## BEGIN Provided records
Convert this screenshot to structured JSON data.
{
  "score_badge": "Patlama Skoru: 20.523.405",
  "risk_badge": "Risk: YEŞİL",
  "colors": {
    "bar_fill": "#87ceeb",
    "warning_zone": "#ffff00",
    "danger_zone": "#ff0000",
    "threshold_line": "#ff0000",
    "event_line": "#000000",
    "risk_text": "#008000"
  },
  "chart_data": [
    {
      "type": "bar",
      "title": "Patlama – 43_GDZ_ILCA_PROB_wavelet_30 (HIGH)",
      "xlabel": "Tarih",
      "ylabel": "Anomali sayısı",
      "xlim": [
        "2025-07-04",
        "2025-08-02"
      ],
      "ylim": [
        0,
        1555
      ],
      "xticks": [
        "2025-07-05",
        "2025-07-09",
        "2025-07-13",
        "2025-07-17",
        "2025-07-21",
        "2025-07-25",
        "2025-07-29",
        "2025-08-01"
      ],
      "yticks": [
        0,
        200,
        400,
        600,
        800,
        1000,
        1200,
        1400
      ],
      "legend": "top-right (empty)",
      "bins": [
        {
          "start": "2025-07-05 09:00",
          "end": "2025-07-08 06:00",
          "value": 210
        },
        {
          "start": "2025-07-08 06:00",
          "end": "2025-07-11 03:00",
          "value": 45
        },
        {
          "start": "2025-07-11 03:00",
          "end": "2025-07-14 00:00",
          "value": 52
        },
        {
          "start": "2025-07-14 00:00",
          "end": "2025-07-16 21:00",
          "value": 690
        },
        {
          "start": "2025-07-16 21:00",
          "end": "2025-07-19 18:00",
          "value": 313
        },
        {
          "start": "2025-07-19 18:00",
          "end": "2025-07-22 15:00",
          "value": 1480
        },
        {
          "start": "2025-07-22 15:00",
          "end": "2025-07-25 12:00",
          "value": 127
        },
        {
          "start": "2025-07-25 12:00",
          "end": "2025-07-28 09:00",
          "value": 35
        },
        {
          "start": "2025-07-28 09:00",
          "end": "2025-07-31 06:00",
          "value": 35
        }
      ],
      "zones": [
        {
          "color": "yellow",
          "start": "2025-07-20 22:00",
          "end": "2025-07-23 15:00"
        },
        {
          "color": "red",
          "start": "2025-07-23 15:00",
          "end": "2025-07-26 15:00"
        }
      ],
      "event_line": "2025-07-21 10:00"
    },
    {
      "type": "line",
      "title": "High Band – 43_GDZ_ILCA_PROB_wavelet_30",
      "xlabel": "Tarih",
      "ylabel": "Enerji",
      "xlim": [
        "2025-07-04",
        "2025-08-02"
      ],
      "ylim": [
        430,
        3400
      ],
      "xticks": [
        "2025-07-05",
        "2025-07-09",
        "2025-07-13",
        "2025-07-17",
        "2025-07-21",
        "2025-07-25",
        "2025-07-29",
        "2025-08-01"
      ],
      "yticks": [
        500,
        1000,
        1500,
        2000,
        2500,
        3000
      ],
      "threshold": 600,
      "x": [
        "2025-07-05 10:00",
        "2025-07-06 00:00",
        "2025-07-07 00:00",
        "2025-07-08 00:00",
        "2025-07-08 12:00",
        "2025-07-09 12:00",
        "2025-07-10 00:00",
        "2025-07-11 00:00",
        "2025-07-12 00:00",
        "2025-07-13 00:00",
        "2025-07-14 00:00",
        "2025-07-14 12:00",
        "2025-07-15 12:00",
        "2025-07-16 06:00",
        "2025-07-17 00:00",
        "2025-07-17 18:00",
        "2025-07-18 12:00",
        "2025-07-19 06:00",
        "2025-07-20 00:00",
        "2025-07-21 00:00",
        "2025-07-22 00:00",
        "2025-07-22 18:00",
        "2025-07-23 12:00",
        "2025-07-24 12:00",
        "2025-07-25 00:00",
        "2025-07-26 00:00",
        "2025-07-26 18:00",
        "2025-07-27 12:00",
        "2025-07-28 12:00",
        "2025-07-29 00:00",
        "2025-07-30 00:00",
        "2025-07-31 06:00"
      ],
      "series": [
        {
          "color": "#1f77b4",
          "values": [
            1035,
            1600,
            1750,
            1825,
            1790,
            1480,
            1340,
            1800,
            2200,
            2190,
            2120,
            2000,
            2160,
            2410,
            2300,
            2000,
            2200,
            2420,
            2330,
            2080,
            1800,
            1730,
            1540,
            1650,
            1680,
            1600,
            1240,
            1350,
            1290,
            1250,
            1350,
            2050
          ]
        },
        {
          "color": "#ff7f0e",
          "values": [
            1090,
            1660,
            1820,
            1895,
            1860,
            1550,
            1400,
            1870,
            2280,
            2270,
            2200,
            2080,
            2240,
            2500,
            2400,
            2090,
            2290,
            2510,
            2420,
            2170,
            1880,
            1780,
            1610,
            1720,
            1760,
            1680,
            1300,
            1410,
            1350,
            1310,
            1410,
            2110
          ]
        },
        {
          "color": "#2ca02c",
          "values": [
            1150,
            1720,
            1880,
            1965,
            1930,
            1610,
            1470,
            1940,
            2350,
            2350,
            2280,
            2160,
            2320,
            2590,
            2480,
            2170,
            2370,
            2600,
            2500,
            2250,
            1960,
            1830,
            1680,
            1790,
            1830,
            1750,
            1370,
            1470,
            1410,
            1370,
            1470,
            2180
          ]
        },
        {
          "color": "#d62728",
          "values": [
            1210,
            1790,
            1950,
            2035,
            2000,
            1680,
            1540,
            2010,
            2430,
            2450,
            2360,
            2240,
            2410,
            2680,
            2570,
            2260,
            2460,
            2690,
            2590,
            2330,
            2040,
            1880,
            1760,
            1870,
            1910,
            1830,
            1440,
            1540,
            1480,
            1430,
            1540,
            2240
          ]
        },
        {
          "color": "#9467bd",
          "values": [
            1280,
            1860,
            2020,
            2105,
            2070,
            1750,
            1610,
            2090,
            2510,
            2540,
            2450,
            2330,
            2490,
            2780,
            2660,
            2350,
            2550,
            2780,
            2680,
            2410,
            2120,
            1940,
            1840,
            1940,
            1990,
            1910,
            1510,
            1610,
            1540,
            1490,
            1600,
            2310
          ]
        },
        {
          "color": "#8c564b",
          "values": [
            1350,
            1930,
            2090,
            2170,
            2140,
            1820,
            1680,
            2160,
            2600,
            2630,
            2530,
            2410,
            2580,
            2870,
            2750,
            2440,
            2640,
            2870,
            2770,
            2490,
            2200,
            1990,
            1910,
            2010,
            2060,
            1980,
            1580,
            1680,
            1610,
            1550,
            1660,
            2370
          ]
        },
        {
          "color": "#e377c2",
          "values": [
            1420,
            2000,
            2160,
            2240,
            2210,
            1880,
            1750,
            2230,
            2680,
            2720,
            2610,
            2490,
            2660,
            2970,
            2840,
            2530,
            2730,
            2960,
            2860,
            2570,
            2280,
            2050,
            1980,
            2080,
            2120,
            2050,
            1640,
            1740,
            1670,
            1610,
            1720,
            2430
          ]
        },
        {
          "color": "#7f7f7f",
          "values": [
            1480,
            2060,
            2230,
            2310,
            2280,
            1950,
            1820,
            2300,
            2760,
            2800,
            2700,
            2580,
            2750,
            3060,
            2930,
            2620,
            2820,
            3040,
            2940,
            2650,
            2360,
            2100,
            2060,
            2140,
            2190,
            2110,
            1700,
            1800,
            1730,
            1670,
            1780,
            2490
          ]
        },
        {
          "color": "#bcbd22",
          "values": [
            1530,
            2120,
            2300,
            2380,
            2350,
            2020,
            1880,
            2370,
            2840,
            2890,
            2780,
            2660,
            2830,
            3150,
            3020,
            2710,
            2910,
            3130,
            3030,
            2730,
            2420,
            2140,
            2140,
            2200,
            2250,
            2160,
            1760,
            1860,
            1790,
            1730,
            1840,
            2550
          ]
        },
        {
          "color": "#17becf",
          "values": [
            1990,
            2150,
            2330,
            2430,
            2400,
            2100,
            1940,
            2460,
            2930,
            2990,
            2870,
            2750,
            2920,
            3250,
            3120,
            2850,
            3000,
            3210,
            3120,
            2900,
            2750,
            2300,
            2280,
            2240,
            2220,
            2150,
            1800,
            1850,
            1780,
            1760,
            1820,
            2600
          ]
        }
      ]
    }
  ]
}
## END Provided records
→ **Problem**
Which lines above contain "ylabel"? Show each of them.

→ **Full answer**
      "ylabel": "Anomali sayısı",
      "ylabel": "Enerji",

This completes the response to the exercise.